__Request__. Retype all the records with nothing changed.

__The records__.
*-*-*
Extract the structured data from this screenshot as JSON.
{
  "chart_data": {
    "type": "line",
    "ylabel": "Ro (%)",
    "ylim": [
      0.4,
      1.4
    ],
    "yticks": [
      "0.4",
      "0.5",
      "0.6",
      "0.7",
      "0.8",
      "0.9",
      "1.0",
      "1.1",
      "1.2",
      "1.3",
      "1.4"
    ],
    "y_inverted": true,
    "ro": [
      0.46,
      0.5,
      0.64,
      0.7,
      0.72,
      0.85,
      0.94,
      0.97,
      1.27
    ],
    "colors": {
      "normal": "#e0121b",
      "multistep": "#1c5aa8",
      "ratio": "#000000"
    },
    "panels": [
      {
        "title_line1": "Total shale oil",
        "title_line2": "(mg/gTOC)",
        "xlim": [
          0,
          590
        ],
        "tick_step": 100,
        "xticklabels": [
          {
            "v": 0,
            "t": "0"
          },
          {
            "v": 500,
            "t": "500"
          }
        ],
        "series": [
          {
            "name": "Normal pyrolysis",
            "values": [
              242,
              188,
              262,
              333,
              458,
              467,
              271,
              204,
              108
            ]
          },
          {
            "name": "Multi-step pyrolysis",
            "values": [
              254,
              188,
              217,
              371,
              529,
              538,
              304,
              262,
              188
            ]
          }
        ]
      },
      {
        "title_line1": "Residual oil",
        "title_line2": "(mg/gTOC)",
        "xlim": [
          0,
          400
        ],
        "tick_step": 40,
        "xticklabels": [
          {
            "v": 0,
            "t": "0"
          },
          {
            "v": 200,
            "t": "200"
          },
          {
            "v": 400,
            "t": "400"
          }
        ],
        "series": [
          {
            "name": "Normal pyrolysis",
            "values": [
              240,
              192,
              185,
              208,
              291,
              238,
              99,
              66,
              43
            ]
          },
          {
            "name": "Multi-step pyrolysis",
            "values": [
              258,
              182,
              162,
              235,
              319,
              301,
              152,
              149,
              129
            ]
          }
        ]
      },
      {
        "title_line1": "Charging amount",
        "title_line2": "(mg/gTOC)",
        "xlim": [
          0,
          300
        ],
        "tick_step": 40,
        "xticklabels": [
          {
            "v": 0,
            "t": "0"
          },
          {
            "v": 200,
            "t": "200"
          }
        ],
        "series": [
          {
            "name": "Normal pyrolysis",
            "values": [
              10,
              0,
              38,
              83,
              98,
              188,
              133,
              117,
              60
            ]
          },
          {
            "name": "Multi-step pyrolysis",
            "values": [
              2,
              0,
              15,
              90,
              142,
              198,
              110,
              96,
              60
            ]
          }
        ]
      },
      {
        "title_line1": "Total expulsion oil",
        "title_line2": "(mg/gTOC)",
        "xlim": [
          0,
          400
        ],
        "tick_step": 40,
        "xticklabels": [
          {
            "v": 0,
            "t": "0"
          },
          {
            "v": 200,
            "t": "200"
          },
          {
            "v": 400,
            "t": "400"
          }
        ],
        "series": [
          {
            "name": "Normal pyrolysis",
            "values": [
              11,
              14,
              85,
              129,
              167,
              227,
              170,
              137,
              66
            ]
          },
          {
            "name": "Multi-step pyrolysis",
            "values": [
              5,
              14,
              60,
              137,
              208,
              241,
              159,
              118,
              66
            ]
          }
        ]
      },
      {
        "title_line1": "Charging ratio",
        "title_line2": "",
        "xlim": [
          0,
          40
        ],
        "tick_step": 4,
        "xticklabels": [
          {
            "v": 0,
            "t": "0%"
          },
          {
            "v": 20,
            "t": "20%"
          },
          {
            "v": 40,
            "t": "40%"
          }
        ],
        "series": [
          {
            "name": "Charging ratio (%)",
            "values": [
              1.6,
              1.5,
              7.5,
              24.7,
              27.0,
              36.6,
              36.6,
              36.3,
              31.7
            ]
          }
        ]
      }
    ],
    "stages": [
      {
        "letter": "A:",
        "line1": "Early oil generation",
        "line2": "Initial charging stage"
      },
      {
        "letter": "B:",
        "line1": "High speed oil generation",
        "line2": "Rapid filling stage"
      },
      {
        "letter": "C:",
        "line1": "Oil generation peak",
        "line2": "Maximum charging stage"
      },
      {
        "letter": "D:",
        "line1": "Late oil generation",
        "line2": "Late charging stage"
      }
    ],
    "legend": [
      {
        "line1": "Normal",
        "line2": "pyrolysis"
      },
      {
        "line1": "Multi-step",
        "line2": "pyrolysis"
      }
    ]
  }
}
*-*-*
__Output for this task__.
Extract the structured data from this screenshot as JSON.
{
  "chart_data": {
    "type": "line",
    "ylabel": "Ro (%)",
    "ylim": [
      0.4,
      1.4
    ],
    "yticks": [
      "0.4",
      "0.5",
      "0.6",
      "0.7",
      "0.8",
      "0.9",
      "1.0",
      "1.1",
      "1.2",
      "1.3",
      "1.4"
    ],
    "y_inverted": true,
    "ro": [
      0.46,
      0.5,
      0.64,
      0.7,
      0.72,
      0.85,
      0.94,
      0.97,
      1.27
    ],
    "colors": {
      "normal": "#e0121b",
      "multistep": "#1c5aa8",
      "ratio": "#000000"
    },
    "panels": [
      {
        "title_line1": "Total shale oil",
        "title_line2": "(mg/gTOC)",
        "xlim": [
          0,
          590
        ],
        "tick_step": 100,
        "xticklabels": [
          {
            "v": 0,
            "t": "0"
          },
          {
            "v": 500,
            "t": "500"
          }
        ],
        "series": [
          {
            "name": "Normal pyrolysis",
            "values": [
              242,
              188,
              262,
              333,
              458,
              467,
              271,
              204,
              108
            ]
          },
          {
            "name": "Multi-step pyrolysis",
            "values": [
              254,
              188,
              217,
              371,
              529,
              538,
              304,
              262,
              188
            ]
          }
        ]
      },
      {
        "title_line1": "Residual oil",
        "title_line2": "(mg/gTOC)",
        "xlim": [
          0,
          400
        ],
        "tick_step": 40,
        "xticklabels": [
          {
            "v": 0,
            "t": "0"
          },
          {
            "v": 200,
            "t": "200"
          },
          {
            "v": 400,
            "t": "400"
          }
        ],
        "series": [
          {
            "name": "Normal pyrolysis",
            "values": [
              240,
              192,
              185,
              208,
              291,
              238,
              99,
              66,
              43
            ]
          },
          {
            "name": "Multi-step pyrolysis",
            "values": [
              258,
              182,
              162,
              235,
              319,
              301,
              152,
              149,
              129
            ]
          }
        ]
      },
      {
        "title_line1": "Charging amount",
        "title_line2": "(mg/gTOC)",
        "xlim": [
          0,
          300
        ],
        "tick_step": 40,
        "xticklabels": [
          {
            "v": 0,
            "t": "0"
          },
          {
            "v": 200,
            "t": "200"
          }
        ],
        "series": [
          {
            "name": "Normal pyrolysis",
            "values": [
              10,
              0,
              38,
              83,
              98,
              188,
              133,
              117,
              60
            ]
          },
          {
            "name": "Multi-step pyrolysis",
            "values": [
              2,
              0,
              15,
              90,
              142,
              198,
              110,
              96,
              60
            ]
          }
        ]
      },
      {
        "title_line1": "Total expulsion oil",
        "title_line2": "(mg/gTOC)",
        "xlim": [
          0,
          400
        ],
        "tick_step": 40,
        "xticklabels": [
          {
            "v": 0,
            "t": "0"
          },
          {
            "v": 200,
            "t": "200"
          },
          {
            "v": 400,
            "t": "400"
          }
        ],
        "series": [
          {
            "name": "Normal pyrolysis",
            "values": [
              11,
              14,
              85,
              129,
              167,
              227,
              170,
              137,
              66
            ]
          },
          {
            "name": "Multi-step pyrolysis",
            "values": [
              5,
              14,
              60,
              137,
              208,
              241,
              159,
              118,
              66
            ]
          }
        ]
      },
      {
        "title_line1": "Charging ratio",
        "title_line2": "",
        "xlim": [
          0,
          40
        ],
        "tick_step": 4,
        "xticklabels": [
          {
            "v": 0,
            "t": "0%"
          },
          {
            "v": 20,
            "t": "20%"
          },
          {
            "v": 40,
            "t": "40%"
          }
        ],
        "series": [
          {
            "name": "Charging ratio (%)",
            "values": [
              1.6,
              1.5,
              7.5,
              24.7,
              27.0,
              36.6,
              36.6,
              36.3,
              31.7
            ]
          }
        ]
      }
    ],
    "stages": [
      {
        "letter": "A:",
        "line1": "Early oil generation",
        "line2": "Initial charging stage"
      },
      {
        "letter": "B:",
        "line1": "High speed oil generation",
        "line2": "Rapid filling stage"
      },
      {
        "letter": "C:",
        "line1": "Oil generation peak",
        "line2": "Maximum charging stage"
      },
      {
        "letter": "D:",
        "line1": "Late oil generation",
        "line2": "Late charging stage"
      }
    ],
    "legend": [
      {
        "line1": "Normal",
        "line2": "pyrolysis"
      },
      {
        "line1": "Multi-step",
        "line2": "pyrolysis"
      }
    ]
  }
}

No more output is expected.